What to work on. Repeat exactly the lines below, from the line containing "Transcribe this image's" through the last line, both included. Leave out any pictures.

[Extracted data entries]
[start]
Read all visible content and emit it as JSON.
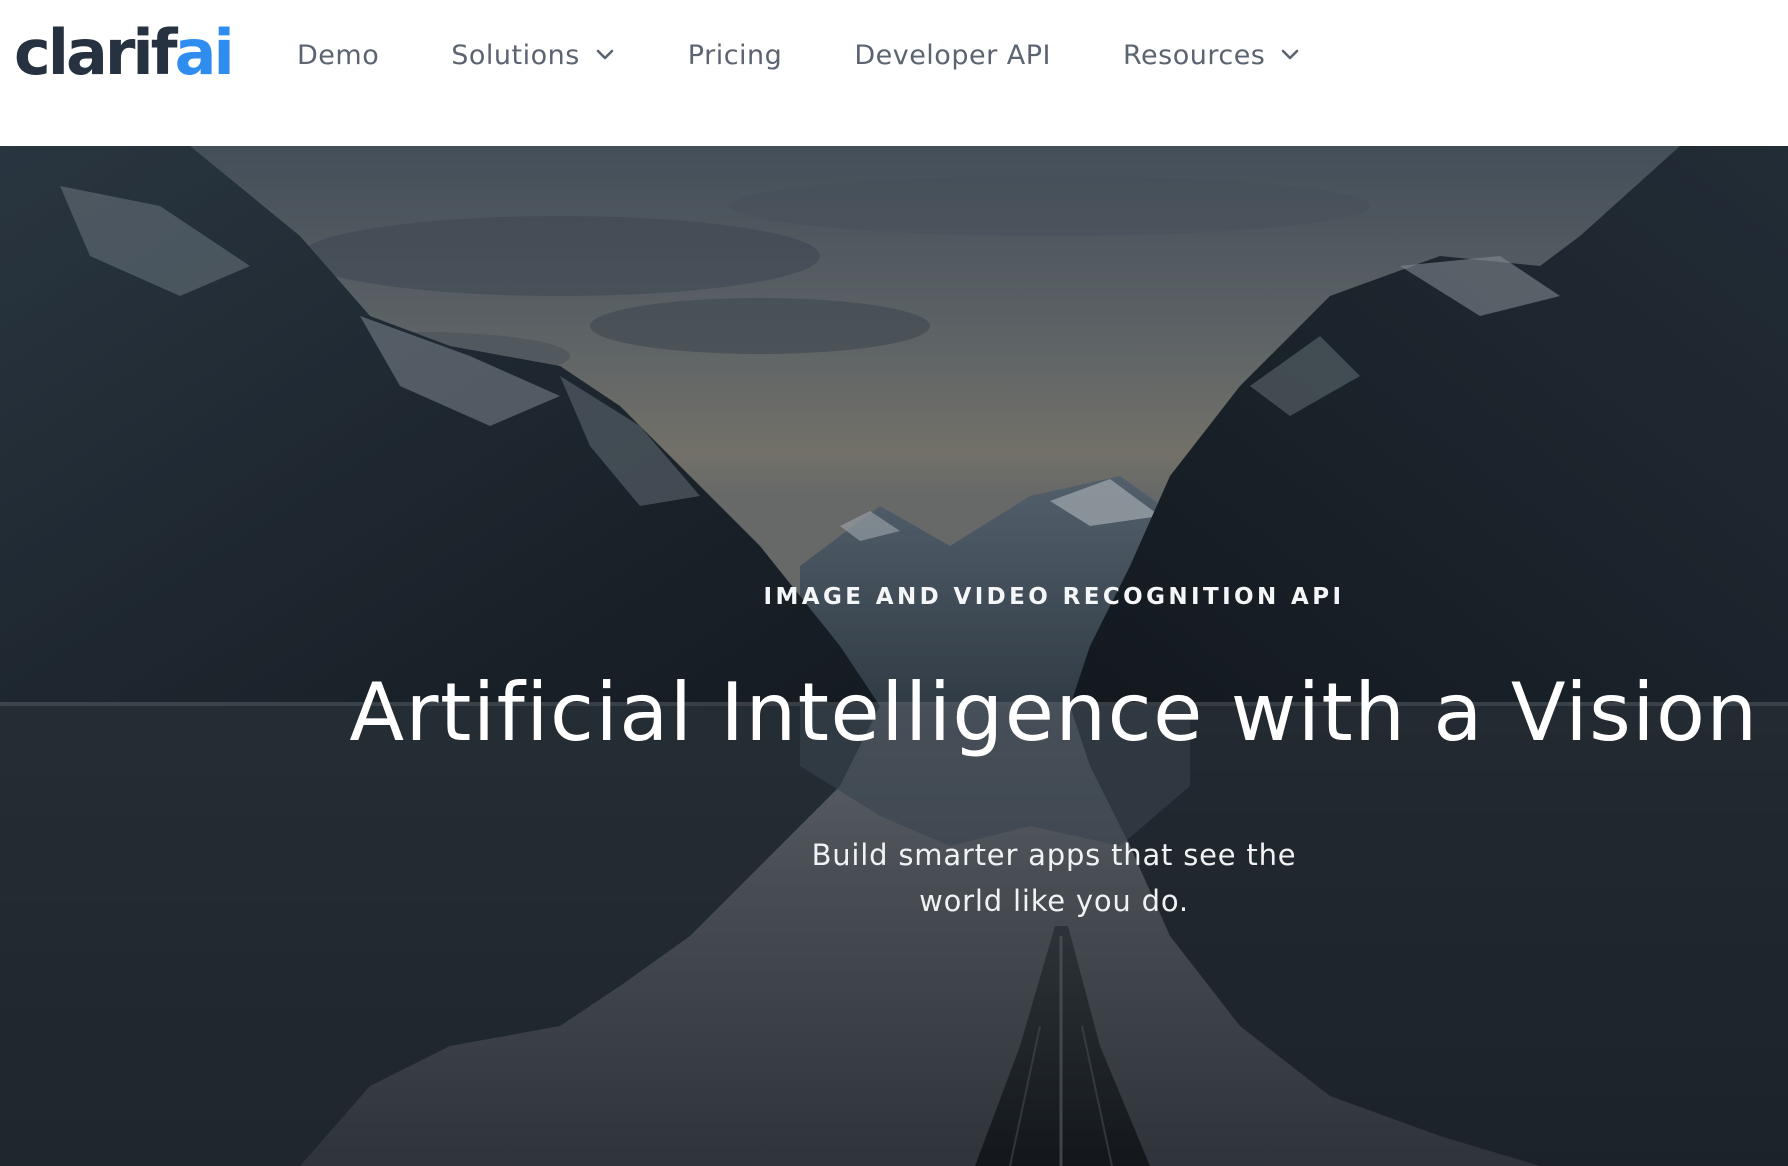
{
  "logo": {
    "part_dark": "clarif",
    "part_blue": "ai",
    "colors": {
      "dark": "#26323f",
      "blue": "#2f8df0"
    }
  },
  "nav": {
    "items": [
      {
        "label": "Demo",
        "has_dropdown": false
      },
      {
        "label": "Solutions",
        "has_dropdown": true,
        "icon": "chevron-down-icon"
      },
      {
        "label": "Pricing",
        "has_dropdown": false
      },
      {
        "label": "Developer API",
        "has_dropdown": false
      },
      {
        "label": "Resources",
        "has_dropdown": true,
        "icon": "chevron-down-icon"
      }
    ],
    "text_color": "#5b6470"
  },
  "hero": {
    "eyebrow": "IMAGE AND VIDEO RECOGNITION API",
    "headline": "Artificial Intelligence with a Vision",
    "subline": "Build smarter apps that see the world like you do.",
    "text_color": "#ffffff"
  }
}
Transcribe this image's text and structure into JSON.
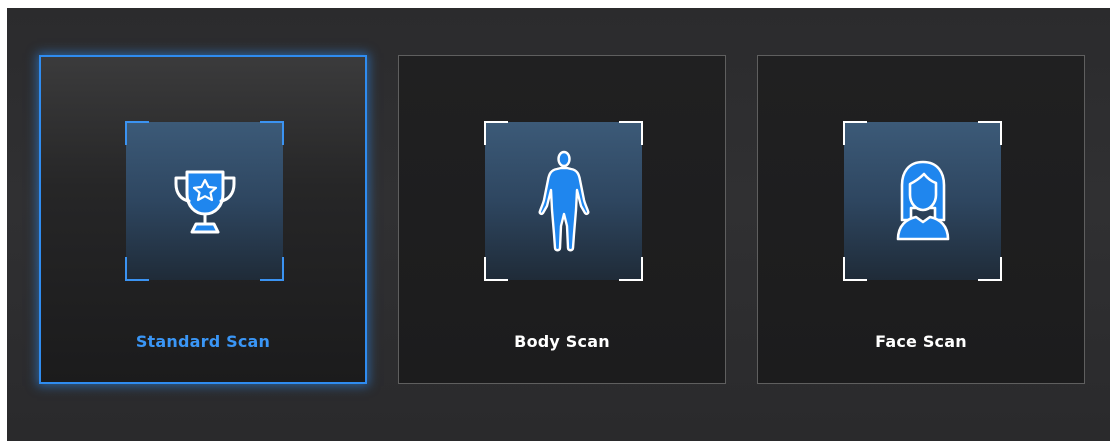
{
  "scan_modes": [
    {
      "label": "Standard Scan",
      "icon": "trophy-icon",
      "selected": true
    },
    {
      "label": "Body Scan",
      "icon": "human-body-icon",
      "selected": false
    },
    {
      "label": "Face Scan",
      "icon": "face-portrait-icon",
      "selected": false
    }
  ],
  "colors": {
    "accent": "#2f8cf0",
    "icon_fill": "#1f86ee",
    "panel_bg": "#2d2d2f",
    "card_border": "#5f5f5f"
  }
}
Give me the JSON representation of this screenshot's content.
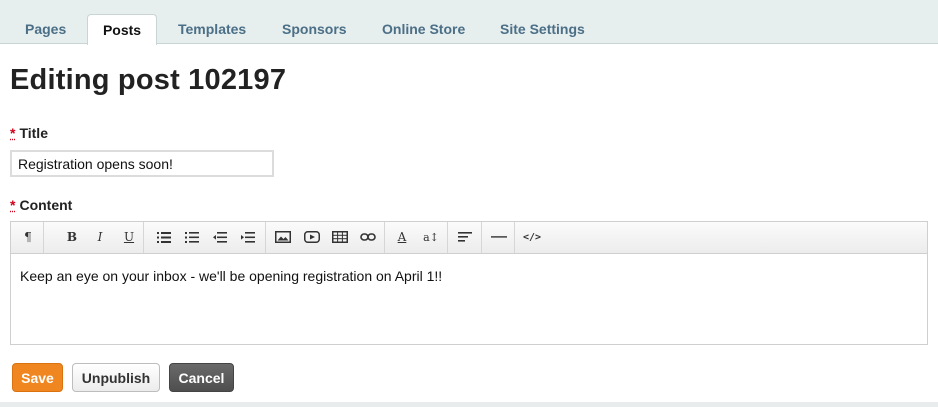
[end]
Expected output.
Transcribe this image's text and structure into JSON.
{
  "scan_modes": [
    {
      "label": "Standard Scan",
      "icon": "trophy-icon",
      "selected": true
    },
    {
      "label": "Body Scan",
      "icon": "human-body-icon",
      "selected": false
    },
    {
      "label": "Face Scan",
      "icon": "face-portrait-icon",
      "selected": false
    }
  ],
  "colors": {
    "accent": "#2f8cf0",
    "icon_fill": "#1f86ee",
    "panel_bg": "#2d2d2f",
    "card_border": "#5f5f5f"
  }
}
Give me the JSON representation of this screenshot's content.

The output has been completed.